Stored dataset records
· · · · · · ·

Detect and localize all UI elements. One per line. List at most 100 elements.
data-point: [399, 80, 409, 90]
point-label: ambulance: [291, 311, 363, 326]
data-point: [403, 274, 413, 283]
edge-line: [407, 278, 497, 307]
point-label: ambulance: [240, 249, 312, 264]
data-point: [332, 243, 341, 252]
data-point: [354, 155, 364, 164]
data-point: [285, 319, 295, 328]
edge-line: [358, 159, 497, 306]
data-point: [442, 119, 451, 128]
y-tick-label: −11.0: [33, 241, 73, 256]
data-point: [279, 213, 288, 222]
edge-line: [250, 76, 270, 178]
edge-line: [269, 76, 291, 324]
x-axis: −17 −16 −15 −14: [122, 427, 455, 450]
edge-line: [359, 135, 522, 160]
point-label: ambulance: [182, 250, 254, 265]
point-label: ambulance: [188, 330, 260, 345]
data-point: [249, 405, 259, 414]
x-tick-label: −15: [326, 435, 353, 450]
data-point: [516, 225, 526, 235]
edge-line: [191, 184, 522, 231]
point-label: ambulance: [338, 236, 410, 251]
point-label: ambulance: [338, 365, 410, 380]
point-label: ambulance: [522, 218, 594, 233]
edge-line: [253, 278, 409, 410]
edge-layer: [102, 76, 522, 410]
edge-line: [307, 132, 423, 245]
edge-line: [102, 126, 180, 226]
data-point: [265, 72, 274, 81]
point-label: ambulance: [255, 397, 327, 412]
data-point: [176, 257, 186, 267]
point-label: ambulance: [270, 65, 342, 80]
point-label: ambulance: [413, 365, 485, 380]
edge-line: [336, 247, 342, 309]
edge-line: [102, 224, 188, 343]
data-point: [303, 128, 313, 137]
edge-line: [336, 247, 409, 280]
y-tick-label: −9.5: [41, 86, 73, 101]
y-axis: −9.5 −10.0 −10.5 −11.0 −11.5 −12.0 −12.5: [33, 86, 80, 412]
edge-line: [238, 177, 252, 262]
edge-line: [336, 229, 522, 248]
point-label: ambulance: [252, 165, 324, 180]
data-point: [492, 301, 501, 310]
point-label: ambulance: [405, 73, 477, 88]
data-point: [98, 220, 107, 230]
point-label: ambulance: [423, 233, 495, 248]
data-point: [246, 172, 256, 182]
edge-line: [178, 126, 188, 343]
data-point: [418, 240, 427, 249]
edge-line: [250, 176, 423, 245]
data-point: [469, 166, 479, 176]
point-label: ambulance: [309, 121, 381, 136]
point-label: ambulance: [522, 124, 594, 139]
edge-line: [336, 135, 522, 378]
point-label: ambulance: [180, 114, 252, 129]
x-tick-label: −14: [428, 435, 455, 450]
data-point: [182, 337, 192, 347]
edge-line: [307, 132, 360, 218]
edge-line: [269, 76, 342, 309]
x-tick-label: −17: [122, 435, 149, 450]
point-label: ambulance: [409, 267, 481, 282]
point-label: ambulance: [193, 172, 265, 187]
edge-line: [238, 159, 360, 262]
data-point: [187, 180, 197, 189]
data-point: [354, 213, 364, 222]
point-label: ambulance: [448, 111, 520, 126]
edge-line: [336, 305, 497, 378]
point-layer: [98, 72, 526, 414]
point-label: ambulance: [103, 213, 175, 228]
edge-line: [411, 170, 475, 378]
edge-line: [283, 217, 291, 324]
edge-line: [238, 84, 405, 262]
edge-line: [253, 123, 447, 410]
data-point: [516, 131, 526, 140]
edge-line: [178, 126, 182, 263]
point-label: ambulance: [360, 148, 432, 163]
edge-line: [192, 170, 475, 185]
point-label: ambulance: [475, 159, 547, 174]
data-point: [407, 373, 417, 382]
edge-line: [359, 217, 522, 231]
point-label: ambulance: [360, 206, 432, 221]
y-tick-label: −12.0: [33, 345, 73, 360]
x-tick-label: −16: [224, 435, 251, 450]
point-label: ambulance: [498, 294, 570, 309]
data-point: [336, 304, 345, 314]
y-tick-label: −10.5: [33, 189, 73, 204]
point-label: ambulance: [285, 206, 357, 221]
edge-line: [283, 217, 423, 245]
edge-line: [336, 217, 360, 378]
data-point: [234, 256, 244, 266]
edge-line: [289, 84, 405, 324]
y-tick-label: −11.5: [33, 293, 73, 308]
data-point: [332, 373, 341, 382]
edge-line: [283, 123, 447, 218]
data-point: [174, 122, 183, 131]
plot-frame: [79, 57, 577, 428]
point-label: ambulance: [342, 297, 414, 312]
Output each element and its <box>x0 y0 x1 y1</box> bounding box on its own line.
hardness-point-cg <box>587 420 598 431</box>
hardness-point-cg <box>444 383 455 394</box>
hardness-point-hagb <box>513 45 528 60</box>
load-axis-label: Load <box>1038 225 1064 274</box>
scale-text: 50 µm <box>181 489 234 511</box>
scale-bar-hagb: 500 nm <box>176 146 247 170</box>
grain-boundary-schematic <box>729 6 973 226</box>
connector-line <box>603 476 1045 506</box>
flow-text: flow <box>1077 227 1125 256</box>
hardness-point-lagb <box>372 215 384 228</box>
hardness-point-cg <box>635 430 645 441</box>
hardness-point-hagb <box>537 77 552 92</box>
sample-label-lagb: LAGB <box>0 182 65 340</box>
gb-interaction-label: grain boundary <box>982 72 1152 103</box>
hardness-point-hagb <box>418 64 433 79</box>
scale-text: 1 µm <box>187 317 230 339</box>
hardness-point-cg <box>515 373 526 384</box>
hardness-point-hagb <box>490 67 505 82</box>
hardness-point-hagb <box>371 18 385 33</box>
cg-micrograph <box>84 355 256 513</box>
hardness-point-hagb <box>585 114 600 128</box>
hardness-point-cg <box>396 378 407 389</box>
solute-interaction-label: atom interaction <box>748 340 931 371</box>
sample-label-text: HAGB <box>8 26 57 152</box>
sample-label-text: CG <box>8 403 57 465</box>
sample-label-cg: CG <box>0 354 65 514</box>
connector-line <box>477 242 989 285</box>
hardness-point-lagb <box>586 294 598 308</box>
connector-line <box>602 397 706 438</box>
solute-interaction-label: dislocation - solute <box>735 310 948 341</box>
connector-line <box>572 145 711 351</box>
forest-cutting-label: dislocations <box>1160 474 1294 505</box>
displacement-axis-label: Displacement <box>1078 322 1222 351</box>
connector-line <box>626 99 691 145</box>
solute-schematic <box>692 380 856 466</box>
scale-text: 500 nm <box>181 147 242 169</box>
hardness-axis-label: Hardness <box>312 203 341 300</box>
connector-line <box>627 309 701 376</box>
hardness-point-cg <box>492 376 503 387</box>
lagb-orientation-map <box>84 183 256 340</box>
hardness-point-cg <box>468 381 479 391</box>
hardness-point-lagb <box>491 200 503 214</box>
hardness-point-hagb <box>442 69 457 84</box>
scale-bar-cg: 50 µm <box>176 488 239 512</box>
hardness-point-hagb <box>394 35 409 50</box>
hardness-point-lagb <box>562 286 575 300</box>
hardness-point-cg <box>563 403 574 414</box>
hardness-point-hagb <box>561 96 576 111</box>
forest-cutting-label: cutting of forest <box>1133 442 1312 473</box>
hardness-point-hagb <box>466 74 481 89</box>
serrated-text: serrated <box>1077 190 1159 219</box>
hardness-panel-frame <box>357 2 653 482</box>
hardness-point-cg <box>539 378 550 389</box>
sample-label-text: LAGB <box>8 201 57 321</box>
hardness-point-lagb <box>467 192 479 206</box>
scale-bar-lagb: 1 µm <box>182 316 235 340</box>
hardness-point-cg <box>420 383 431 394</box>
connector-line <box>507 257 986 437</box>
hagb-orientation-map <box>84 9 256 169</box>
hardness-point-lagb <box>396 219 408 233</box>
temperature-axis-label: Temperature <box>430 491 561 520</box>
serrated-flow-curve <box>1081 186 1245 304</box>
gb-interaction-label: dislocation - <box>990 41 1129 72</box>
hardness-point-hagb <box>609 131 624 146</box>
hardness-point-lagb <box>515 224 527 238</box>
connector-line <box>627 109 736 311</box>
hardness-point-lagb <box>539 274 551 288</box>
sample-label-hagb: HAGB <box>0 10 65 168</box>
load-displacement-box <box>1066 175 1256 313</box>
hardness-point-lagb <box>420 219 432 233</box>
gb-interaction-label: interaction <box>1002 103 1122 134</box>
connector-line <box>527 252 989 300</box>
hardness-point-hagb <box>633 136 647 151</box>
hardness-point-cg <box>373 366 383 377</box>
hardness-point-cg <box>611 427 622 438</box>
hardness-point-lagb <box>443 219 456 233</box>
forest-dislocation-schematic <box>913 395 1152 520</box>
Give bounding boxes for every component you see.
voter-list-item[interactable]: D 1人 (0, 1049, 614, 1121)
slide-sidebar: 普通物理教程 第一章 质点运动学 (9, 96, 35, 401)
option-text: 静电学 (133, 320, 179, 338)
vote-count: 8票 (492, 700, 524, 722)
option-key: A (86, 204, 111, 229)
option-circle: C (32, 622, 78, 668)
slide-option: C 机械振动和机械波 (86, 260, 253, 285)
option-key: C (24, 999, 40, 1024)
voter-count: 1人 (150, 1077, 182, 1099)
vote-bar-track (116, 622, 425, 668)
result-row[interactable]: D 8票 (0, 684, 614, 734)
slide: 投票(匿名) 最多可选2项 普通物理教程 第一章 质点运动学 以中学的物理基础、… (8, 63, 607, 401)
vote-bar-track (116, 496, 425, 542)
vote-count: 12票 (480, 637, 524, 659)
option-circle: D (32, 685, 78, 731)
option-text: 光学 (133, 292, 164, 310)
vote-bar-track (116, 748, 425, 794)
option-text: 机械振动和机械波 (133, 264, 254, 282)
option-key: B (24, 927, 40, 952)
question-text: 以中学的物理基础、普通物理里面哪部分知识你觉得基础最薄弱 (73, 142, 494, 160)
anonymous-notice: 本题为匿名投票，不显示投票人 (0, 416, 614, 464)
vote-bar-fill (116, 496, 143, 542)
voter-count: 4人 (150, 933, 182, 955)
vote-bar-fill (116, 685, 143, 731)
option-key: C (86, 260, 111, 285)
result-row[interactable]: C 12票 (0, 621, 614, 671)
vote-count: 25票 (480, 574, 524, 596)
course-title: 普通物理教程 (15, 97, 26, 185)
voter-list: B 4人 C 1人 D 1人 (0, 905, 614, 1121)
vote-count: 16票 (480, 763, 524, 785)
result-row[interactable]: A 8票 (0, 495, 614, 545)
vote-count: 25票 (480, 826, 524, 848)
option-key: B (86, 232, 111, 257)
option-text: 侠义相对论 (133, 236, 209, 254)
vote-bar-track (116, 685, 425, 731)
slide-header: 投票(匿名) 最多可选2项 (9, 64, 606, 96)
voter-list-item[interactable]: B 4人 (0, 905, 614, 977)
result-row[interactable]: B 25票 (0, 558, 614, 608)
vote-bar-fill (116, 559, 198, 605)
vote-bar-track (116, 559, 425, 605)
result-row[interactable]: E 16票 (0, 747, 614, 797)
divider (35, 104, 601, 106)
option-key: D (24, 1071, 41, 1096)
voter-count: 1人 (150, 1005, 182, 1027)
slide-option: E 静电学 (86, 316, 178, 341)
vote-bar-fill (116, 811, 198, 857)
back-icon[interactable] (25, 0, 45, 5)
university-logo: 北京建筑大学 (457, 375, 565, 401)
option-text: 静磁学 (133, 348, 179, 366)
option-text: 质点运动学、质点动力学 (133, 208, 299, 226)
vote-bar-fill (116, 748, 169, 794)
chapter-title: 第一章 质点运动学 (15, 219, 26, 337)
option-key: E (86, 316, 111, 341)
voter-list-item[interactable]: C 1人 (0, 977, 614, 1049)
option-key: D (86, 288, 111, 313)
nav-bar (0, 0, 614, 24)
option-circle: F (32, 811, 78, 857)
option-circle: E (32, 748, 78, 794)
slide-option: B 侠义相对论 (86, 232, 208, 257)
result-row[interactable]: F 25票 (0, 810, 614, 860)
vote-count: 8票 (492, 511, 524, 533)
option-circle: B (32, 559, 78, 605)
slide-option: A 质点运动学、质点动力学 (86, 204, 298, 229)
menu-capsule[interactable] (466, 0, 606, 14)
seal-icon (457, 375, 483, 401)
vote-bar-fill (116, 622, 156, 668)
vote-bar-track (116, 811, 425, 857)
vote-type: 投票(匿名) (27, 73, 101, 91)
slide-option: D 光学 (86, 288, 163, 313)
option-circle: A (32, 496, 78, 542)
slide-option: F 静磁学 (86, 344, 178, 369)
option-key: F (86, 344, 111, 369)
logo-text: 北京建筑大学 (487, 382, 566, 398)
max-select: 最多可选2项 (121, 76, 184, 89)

· · · · · · ·

- WHAT IS ASKED:
Starting at the first line of the records and stopping after the line that contains "edge-layer: [102, 76, 522, 410]", give those lines as a Markdown table with the columns Index and Text. Put a row number under Index and the line itself under Text, and leave out blank lines.

- RESULT BELOW:
| Index | Text |
|---|---|
| 1 | Detect and localize all UI elements. One per line. List at most 100 elements. |
| 2 | data-point: [399, 80, 409, 90] |
| 3 | point-label: ambulance: [291, 311, 363, 326] |
| 4 | data-point: [403, 274, 413, 283] |
| 5 | edge-line: [407, 278, 497, 307] |
| 6 | point-label: ambulance: [240, 249, 312, 264] |
| 7 | data-point: [332, 243, 341, 252] |
| 8 | data-point: [354, 155, 364, 164] |
| 9 | data-point: [285, 319, 295, 328] |
| 10 | edge-line: [358, 159, 497, 306] |
| 11 | data-point: [442, 119, 451, 128] |
| 12 | y-tick-label: −11.0: [33, 241, 73, 256] |
| 13 | data-point: [279, 213, 288, 222] |
| 14 | edge-line: [250, 76, 270, 178] |
| 15 | edge-line: [269, 76, 291, 324] |
| 16 | x-axis: −17 −16 −15 −14: [122, 427, 455, 450] |
| 17 | edge-line: [359, 135, 522, 160] |
| 18 | point-label: ambulance: [182, 250, 254, 265] |
| 19 | point-label: ambulance: [188, 330, 260, 345] |
| 20 | data-point: [249, 405, 259, 414] |
| 21 | x-tick-label: −15: [326, 435, 353, 450] |
| 22 | data-point: [516, 225, 526, 235] |
| 23 | edge-line: [191, 184, 522, 231] |
| 24 | point-label: ambulance: [338, 236, 410, 251] |
| 25 | point-label: ambulance: [338, 365, 410, 380] |
| 26 | point-label: ambulance: [522, 218, 594, 233] |
| 27 | edge-line: [253, 278, 409, 410] |
| 28 | edge-layer: [102, 76, 522, 410] |